### What the exercise asks
Single out the lines of the material that contain "Iowa" and copy them.

Stored records:
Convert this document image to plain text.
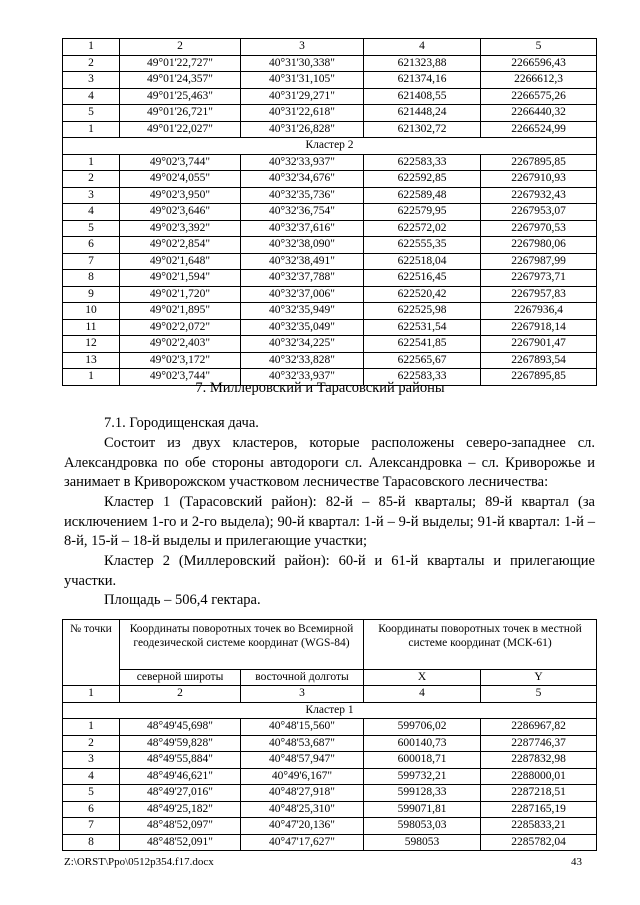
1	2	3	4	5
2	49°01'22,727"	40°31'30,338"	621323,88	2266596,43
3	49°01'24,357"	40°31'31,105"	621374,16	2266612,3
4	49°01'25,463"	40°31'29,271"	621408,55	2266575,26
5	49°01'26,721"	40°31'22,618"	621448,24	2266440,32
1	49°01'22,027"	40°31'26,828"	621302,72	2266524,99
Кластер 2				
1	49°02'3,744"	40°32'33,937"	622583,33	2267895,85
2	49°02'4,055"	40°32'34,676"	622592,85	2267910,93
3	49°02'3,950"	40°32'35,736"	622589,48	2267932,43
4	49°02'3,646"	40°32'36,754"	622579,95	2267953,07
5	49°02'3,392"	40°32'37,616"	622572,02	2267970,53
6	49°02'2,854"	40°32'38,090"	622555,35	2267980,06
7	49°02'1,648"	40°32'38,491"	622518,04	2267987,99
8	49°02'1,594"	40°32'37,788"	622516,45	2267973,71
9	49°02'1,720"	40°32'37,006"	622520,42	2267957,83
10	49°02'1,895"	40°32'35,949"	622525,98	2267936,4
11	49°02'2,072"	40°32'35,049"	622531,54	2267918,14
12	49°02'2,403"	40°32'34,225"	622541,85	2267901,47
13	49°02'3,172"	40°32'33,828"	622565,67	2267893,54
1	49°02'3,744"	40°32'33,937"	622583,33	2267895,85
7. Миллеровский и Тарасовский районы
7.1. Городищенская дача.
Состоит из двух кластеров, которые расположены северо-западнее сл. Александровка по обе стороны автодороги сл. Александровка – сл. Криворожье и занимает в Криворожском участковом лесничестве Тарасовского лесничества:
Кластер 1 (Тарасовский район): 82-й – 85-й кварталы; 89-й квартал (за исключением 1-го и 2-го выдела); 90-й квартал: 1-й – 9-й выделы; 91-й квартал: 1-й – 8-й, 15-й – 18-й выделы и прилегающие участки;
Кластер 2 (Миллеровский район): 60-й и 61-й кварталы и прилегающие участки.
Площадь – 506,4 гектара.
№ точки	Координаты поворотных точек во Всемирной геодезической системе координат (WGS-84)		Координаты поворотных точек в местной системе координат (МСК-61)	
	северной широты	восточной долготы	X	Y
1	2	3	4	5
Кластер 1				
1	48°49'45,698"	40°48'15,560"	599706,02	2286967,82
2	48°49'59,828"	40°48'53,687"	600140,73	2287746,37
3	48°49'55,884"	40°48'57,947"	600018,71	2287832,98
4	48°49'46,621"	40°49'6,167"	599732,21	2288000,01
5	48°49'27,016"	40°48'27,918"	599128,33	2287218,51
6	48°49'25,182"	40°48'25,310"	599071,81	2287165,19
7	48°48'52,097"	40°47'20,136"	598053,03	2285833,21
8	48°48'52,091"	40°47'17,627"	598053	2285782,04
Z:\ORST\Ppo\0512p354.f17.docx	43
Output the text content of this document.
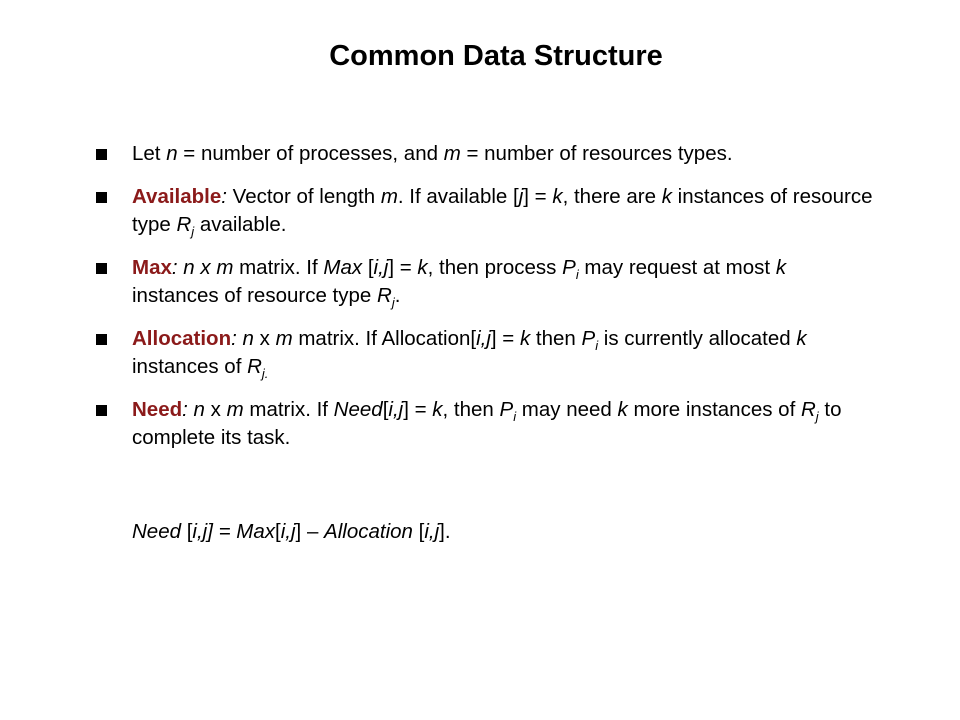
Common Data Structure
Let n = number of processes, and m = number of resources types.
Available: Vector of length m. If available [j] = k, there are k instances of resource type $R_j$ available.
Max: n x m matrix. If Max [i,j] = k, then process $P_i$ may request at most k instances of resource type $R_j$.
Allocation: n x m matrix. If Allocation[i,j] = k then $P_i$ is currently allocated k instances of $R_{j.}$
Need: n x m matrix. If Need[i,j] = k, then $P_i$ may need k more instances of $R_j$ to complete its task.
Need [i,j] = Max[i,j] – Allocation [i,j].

* * *

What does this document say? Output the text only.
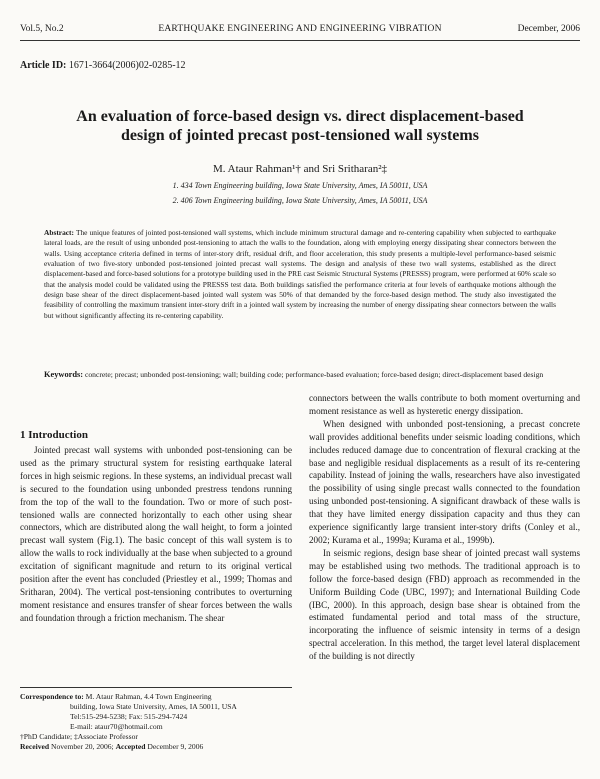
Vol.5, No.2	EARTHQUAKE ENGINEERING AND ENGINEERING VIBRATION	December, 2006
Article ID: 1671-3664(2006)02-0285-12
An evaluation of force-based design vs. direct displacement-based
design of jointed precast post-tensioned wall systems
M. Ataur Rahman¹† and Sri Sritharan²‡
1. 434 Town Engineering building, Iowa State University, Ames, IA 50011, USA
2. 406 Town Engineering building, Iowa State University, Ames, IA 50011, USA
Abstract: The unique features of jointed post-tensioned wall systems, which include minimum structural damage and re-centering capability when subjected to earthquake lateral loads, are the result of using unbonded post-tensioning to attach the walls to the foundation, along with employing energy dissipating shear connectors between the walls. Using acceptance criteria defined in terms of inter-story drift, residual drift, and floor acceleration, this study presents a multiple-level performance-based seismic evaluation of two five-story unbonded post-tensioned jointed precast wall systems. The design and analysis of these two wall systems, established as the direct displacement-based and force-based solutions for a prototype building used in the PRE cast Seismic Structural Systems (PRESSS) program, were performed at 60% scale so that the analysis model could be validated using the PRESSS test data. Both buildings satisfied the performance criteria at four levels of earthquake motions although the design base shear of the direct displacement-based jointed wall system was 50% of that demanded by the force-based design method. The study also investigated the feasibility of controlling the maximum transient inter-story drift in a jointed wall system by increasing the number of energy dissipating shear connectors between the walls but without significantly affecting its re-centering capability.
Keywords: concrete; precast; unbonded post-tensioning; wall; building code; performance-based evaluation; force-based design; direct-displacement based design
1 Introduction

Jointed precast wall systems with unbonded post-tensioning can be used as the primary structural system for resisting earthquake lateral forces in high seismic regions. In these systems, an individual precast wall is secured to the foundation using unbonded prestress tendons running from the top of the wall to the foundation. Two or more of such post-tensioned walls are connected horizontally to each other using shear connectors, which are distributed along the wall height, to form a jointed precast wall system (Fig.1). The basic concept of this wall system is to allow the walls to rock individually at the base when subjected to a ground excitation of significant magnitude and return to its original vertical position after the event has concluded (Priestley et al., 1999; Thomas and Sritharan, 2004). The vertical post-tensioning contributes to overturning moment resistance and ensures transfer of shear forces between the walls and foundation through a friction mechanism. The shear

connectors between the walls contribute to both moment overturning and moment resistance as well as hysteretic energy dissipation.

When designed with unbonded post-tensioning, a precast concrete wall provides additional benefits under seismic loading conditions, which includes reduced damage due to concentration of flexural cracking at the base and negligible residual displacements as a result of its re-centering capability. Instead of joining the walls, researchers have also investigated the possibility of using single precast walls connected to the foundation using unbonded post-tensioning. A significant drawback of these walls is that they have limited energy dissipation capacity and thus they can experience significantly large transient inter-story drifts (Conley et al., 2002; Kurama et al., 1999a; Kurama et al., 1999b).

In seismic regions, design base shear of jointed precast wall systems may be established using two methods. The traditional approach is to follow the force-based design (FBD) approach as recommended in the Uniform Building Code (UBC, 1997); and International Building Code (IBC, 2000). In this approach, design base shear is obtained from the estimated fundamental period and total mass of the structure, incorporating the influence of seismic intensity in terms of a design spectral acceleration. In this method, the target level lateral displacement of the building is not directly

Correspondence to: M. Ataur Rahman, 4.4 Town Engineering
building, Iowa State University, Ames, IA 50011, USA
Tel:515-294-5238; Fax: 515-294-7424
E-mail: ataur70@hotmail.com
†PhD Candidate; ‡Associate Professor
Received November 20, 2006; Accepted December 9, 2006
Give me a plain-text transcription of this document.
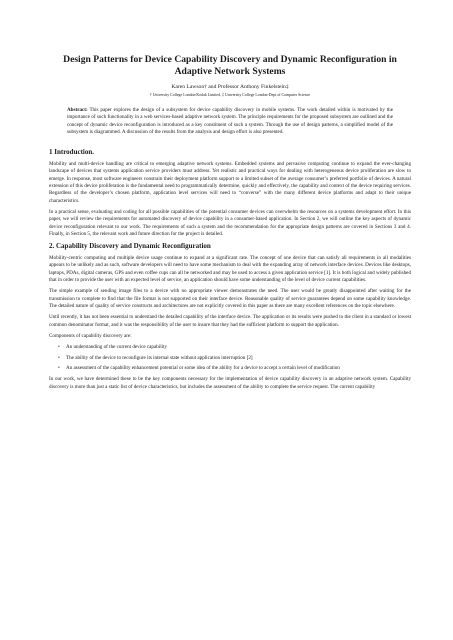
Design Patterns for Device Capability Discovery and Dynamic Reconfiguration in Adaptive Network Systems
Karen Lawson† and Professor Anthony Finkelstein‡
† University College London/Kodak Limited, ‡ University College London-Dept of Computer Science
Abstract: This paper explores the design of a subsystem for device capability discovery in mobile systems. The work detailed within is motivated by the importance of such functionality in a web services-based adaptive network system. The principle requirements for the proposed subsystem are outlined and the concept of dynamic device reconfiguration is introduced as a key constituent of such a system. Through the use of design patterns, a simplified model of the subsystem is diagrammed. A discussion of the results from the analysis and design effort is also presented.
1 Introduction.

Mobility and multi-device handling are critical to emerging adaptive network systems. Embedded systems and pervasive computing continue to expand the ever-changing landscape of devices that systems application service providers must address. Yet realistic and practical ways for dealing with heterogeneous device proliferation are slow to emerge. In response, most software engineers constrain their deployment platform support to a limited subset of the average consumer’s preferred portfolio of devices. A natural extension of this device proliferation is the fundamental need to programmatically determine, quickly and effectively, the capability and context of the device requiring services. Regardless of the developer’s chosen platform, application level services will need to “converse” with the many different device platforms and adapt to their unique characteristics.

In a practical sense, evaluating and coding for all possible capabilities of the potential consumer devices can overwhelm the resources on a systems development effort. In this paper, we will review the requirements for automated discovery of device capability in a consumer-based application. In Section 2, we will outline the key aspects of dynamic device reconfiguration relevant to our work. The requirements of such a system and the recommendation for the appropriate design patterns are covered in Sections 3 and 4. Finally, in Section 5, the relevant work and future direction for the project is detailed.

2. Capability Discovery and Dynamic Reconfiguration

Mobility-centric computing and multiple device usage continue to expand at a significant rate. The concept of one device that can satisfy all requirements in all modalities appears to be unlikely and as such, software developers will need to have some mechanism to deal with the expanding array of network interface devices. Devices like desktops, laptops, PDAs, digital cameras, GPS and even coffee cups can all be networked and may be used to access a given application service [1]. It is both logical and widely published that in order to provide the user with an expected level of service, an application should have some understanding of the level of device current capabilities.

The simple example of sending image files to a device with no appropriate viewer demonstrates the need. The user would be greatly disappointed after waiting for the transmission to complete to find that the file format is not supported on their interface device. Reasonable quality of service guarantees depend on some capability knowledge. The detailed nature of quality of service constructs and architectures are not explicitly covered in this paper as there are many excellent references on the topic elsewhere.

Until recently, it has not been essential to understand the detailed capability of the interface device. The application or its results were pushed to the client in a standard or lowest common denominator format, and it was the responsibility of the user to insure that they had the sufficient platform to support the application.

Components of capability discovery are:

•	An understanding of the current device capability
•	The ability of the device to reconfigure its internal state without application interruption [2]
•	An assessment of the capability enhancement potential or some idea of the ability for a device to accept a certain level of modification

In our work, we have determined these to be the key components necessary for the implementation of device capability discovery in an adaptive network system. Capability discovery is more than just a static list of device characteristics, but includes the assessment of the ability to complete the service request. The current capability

### Exercise solution
1. 434 Town Engineering building, Iowa State University, Ames, IA 50011, USA
2. 406 Town Engineering building, Iowa State University, Ames, IA 50011, USA
building, Iowa State University, Ames, IA 50011, USA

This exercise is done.